------ TASK INPUTS ------

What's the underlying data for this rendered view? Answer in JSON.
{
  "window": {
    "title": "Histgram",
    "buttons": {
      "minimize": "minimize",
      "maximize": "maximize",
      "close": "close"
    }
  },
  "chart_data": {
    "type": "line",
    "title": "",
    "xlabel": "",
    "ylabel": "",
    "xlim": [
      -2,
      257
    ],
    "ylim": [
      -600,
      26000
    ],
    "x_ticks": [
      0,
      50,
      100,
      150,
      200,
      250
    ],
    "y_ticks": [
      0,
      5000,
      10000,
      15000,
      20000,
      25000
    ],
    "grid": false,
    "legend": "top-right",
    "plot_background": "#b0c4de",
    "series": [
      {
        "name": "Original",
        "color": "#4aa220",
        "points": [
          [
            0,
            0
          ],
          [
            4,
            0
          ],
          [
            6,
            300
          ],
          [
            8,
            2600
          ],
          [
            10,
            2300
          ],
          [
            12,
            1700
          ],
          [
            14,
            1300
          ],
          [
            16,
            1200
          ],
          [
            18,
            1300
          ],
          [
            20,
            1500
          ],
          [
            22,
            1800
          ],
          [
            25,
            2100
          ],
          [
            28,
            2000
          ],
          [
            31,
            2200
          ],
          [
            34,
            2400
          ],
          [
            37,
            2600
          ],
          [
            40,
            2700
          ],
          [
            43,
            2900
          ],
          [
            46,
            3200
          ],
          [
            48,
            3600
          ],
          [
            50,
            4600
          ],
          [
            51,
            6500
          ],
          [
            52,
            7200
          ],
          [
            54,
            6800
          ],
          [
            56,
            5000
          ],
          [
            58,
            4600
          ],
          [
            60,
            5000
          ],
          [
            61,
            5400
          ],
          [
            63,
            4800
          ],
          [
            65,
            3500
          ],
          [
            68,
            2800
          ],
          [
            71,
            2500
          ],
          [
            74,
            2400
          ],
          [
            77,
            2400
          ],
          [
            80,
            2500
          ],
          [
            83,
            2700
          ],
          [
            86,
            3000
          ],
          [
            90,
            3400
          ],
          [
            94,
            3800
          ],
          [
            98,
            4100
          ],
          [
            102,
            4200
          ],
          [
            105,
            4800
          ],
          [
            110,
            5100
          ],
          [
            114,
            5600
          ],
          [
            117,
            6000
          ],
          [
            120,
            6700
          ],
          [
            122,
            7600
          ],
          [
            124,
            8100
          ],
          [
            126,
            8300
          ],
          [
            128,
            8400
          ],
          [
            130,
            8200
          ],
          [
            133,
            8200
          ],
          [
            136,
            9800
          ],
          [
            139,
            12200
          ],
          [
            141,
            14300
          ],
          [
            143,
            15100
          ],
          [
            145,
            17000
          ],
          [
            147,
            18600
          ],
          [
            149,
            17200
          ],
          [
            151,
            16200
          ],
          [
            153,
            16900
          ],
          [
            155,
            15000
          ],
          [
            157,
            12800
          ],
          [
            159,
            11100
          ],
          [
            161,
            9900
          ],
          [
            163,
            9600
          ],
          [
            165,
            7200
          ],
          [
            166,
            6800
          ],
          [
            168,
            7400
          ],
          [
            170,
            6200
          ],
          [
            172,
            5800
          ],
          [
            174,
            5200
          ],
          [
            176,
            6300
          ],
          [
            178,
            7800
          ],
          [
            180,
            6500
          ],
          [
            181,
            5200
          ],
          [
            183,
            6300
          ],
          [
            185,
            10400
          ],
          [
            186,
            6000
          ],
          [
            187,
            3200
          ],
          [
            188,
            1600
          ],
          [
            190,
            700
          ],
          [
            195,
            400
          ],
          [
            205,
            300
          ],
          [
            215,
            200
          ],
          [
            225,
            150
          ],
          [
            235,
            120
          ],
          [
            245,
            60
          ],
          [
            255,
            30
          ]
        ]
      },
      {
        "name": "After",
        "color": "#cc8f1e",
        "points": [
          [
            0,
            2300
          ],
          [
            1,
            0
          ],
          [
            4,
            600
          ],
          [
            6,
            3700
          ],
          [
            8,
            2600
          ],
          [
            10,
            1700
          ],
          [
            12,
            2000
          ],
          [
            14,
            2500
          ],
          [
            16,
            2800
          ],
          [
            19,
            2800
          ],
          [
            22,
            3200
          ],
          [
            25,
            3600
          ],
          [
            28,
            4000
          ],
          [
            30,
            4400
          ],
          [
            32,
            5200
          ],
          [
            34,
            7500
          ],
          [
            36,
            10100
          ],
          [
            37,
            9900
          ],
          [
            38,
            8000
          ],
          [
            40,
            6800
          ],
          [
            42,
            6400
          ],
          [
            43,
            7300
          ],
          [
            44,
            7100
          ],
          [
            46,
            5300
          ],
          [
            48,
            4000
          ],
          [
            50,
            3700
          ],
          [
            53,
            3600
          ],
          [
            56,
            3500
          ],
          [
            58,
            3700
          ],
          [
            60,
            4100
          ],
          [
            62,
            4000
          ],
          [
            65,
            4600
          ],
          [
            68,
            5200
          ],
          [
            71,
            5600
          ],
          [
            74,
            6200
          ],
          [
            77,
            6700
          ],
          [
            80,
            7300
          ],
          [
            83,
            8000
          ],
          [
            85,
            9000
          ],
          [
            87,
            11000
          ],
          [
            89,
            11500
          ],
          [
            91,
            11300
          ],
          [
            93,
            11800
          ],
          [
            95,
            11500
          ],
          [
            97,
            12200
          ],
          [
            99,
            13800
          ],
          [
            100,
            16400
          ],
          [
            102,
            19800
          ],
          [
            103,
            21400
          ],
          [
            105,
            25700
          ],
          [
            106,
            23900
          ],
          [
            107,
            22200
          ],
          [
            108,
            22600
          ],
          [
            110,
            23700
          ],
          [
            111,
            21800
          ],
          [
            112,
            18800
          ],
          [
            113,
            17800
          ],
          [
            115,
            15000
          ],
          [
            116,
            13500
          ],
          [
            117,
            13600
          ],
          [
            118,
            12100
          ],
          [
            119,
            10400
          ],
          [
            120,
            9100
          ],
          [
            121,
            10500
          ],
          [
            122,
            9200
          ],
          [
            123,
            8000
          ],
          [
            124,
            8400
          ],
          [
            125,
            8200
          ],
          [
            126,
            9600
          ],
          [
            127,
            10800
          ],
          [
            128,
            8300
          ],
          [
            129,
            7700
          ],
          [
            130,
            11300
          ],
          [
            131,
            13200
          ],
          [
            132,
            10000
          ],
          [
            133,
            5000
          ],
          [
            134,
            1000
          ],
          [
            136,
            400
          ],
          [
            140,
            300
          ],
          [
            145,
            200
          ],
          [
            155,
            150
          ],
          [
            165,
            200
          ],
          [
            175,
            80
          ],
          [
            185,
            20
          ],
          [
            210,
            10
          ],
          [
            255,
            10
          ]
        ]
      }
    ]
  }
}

------

## EXERCISE TASK
Reproduce the material verbatim, line by line.

## SOLUTION
What's the underlying data for this rendered view? Answer in JSON.
{
  "window": {
    "title": "Histgram",
    "buttons": {
      "minimize": "minimize",
      "maximize": "maximize",
      "close": "close"
    }
  },
  "chart_data": {
    "type": "line",
    "title": "",
    "xlabel": "",
    "ylabel": "",
    "xlim": [
      -2,
      257
    ],
    "ylim": [
      -600,
      26000
    ],
    "x_ticks": [
      0,
      50,
      100,
      150,
      200,
      250
    ],
    "y_ticks": [
      0,
      5000,
      10000,
      15000,
      20000,
      25000
    ],
    "grid": false,
    "legend": "top-right",
    "plot_background": "#b0c4de",
    "series": [
      {
        "name": "Original",
        "color": "#4aa220",
        "points": [
          [
            0,
            0
          ],
          [
            4,
            0
          ],
          [
            6,
            300
          ],
          [
            8,
            2600
          ],
          [
            10,
            2300
          ],
          [
            12,
            1700
          ],
          [
            14,
            1300
          ],
          [
            16,
            1200
          ],
          [
            18,
            1300
          ],
          [
            20,
            1500
          ],
          [
            22,
            1800
          ],
          [
            25,
            2100
          ],
          [
            28,
            2000
          ],
          [
            31,
            2200
          ],
          [
            34,
            2400
          ],
          [
            37,
            2600
          ],
          [
            40,
            2700
          ],
          [
            43,
            2900
          ],
          [
            46,
            3200
          ],
          [
            48,
            3600
          ],
          [
            50,
            4600
          ],
          [
            51,
            6500
          ],
          [
            52,
            7200
          ],
          [
            54,
            6800
          ],
          [
            56,
            5000
          ],
          [
            58,
            4600
          ],
          [
            60,
            5000
          ],
          [
            61,
            5400
          ],
          [
            63,
            4800
          ],
          [
            65,
            3500
          ],
          [
            68,
            2800
          ],
          [
            71,
            2500
          ],
          [
            74,
            2400
          ],
          [
            77,
            2400
          ],
          [
            80,
            2500
          ],
          [
            83,
            2700
          ],
          [
            86,
            3000
          ],
          [
            90,
            3400
          ],
          [
            94,
            3800
          ],
          [
            98,
            4100
          ],
          [
            102,
            4200
          ],
          [
            105,
            4800
          ],
          [
            110,
            5100
          ],
          [
            114,
            5600
          ],
          [
            117,
            6000
          ],
          [
            120,
            6700
          ],
          [
            122,
            7600
          ],
          [
            124,
            8100
          ],
          [
            126,
            8300
          ],
          [
            128,
            8400
          ],
          [
            130,
            8200
          ],
          [
            133,
            8200
          ],
          [
            136,
            9800
          ],
          [
            139,
            12200
          ],
          [
            141,
            14300
          ],
          [
            143,
            15100
          ],
          [
            145,
            17000
          ],
          [
            147,
            18600
          ],
          [
            149,
            17200
          ],
          [
            151,
            16200
          ],
          [
            153,
            16900
          ],
          [
            155,
            15000
          ],
          [
            157,
            12800
          ],
          [
            159,
            11100
          ],
          [
            161,
            9900
          ],
          [
            163,
            9600
          ],
          [
            165,
            7200
          ],
          [
            166,
            6800
          ],
          [
            168,
            7400
          ],
          [
            170,
            6200
          ],
          [
            172,
            5800
          ],
          [
            174,
            5200
          ],
          [
            176,
            6300
          ],
          [
            178,
            7800
          ],
          [
            180,
            6500
          ],
          [
            181,
            5200
          ],
          [
            183,
            6300
          ],
          [
            185,
            10400
          ],
          [
            186,
            6000
          ],
          [
            187,
            3200
          ],
          [
            188,
            1600
          ],
          [
            190,
            700
          ],
          [
            195,
            400
          ],
          [
            205,
            300
          ],
          [
            215,
            200
          ],
          [
            225,
            150
          ],
          [
            235,
            120
          ],
          [
            245,
            60
          ],
          [
            255,
            30
          ]
        ]
      },
      {
        "name": "After",
        "color": "#cc8f1e",
        "points": [
          [
            0,
            2300
          ],
          [
            1,
            0
          ],
          [
            4,
            600
          ],
          [
            6,
            3700
          ],
          [
            8,
            2600
          ],
          [
            10,
            1700
          ],
          [
            12,
            2000
          ],
          [
            14,
            2500
          ],
          [
            16,
            2800
          ],
          [
            19,
            2800
          ],
          [
            22,
            3200
          ],
          [
            25,
            3600
          ],
          [
            28,
            4000
          ],
          [
            30,
            4400
          ],
          [
            32,
            5200
          ],
          [
            34,
            7500
          ],
          [
            36,
            10100
          ],
          [
            37,
            9900
          ],
          [
            38,
            8000
          ],
          [
            40,
            6800
          ],
          [
            42,
            6400
          ],
          [
            43,
            7300
          ],
          [
            44,
            7100
          ],
          [
            46,
            5300
          ],
          [
            48,
            4000
          ],
          [
            50,
            3700
          ],
          [
            53,
            3600
          ],
          [
            56,
            3500
          ],
          [
            58,
            3700
          ],
          [
            60,
            4100
          ],
          [
            62,
            4000
          ],
          [
            65,
            4600
          ],
          [
            68,
            5200
          ],
          [
            71,
            5600
          ],
          [
            74,
            6200
          ],
          [
            77,
            6700
          ],
          [
            80,
            7300
          ],
          [
            83,
            8000
          ],
          [
            85,
            9000
          ],
          [
            87,
            11000
          ],
          [
            89,
            11500
          ],
          [
            91,
            11300
          ],
          [
            93,
            11800
          ],
          [
            95,
            11500
          ],
          [
            97,
            12200
          ],
          [
            99,
            13800
          ],
          [
            100,
            16400
          ],
          [
            102,
            19800
          ],
          [
            103,
            21400
          ],
          [
            105,
            25700
          ],
          [
            106,
            23900
          ],
          [
            107,
            22200
          ],
          [
            108,
            22600
          ],
          [
            110,
            23700
          ],
          [
            111,
            21800
          ],
          [
            112,
            18800
          ],
          [
            113,
            17800
          ],
          [
            115,
            15000
          ],
          [
            116,
            13500
          ],
          [
            117,
            13600
          ],
          [
            118,
            12100
          ],
          [
            119,
            10400
          ],
          [
            120,
            9100
          ],
          [
            121,
            10500
          ],
          [
            122,
            9200
          ],
          [
            123,
            8000
          ],
          [
            124,
            8400
          ],
          [
            125,
            8200
          ],
          [
            126,
            9600
          ],
          [
            127,
            10800
          ],
          [
            128,
            8300
          ],
          [
            129,
            7700
          ],
          [
            130,
            11300
          ],
          [
            131,
            13200
          ],
          [
            132,
            10000
          ],
          [
            133,
            5000
          ],
          [
            134,
            1000
          ],
          [
            136,
            400
          ],
          [
            140,
            300
          ],
          [
            145,
            200
          ],
          [
            155,
            150
          ],
          [
            165,
            200
          ],
          [
            175,
            80
          ],
          [
            185,
            20
          ],
          [
            210,
            10
          ],
          [
            255,
            10
          ]
        ]
      }
    ]
  }
}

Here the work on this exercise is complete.